++++ Available data ++++
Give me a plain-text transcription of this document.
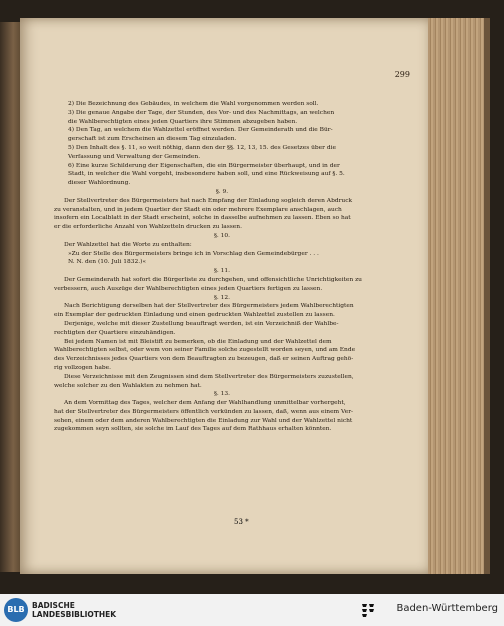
299
2) Die Bezeichnung des Gebäudes, in welchem die Wahl vorgenommen werden soll.
3) Die genaue Angabe der Tage, der Stunden, des Vor- und des Nachmittags, an welchen
die Wahlberechtigten eines jeden Quartiers ihre Stimmen abzugeben haben.
4) Den Tag, an welchem die Wahlzettel eröffnet werden. Der Gemeinderath und die Bür-
gerschaft ist zum Erscheinen an diesem Tag einzuladen.
5) Den Inhalt des §. 11, so weit nöthig, dann den der §§. 12, 13, 15. des Gesetzes über die
Verfassung und Verwaltung der Gemeinden.
6) Eine kurze Schilderung der Eigenschaften, die ein Bürgermeister überhaupt, und in der
Stadt, in welcher die Wahl vorgeht, insbesondere haben soll, und eine Rückweisung auf §. 5.
dieser Wahlordnung.
§. 9.
Der Stellvertreter des Bürgermeisters hat nach Empfang der Einladung sogleich deren Abdruck
zu veranstalten, und in jedem Quartier der Stadt ein oder mehrere Exemplare anschlagen, auch
insofern ein Localblatt in der Stadt erscheint, solche in dasselbe aufnehmen zu lassen. Eben so hat
er die erforderliche Anzahl von Wahlzetteln drucken zu lassen.
§. 10.
Der Wahlzettel hat die Worte zu enthalten:
»Zu der Stelle des Bürgermeisters bringe ich in Vorschlag den Gemeindebürger . . .
N. N. den (10. Juli 1832.)«
§. 11.
Der Gemeinderath hat sofort die Bürgerliste zu durchgehen, und offensichtliche Unrichtigkeiten zu
verbessern, auch Auszüge der Wahlberechtigten eines jeden Quartiers fertigen zu lassen.
§. 12.
Nach Berichtigung derselben hat der Stellvertreter des Bürgermeisters jedem Wahlberechtigten
ein Exemplar der gedruckten Einladung und einen gedruckten Wahlzettel zustellen zu lassen.
Derjenige, welche mit dieser Zustellung beauftragt werden, ist ein Verzeichniß der Wahlbe-
rechtigten der Quartiere einzuhändigen.
Bei jedem Namen ist mit Bleistift zu bemerken, ob die Einladung und der Wahlzettel dem
Wahlberechtigten selbst, oder wem von seiner Familie solche zugestellt worden seyen, und am Ende
des Verzeichnisses jedes Quartiers von dem Beauftragten zu bezeugen, daß er seinen Auftrag gehö-
rig vollzogen habe.
Diese Verzeichnisse mit den Zeugnissen sind dem Stellvertreter des Bürgermeisters zuzustellen,
welche solcher zu den Wahlakten zu nehmen hat.
§. 13.
An dem Vormittag des Tages, welcher dem Anfang der Wahlhandlung unmittelbar vorhergeht,
hat der Stellvertreter des Bürgermeisters öffentlich verkünden zu lassen, daß, wenn aus einem Ver-
sehen, einem oder dem anderen Wahlberechtigten die Einladung zur Wahl und der Wahlzettel nicht
zugekommen seyn sollten, sie solche im Lauf des Tages auf dem Rathhaus erhalten könnten.
53 *
BLB BADISCHE
LANDESBIBLIOTHEK
Baden-Württemberg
++++
## What you should do
As you read the records above, find each line that contains "Tages" and copy it.

## Your response
An dem Vormittag des Tages, welcher dem Anfang der Wahlhandlung unmittelbar vorhergeht,
zugekommen seyn sollten, sie solche im Lauf des Tages auf dem Rathhaus erhalten könnten.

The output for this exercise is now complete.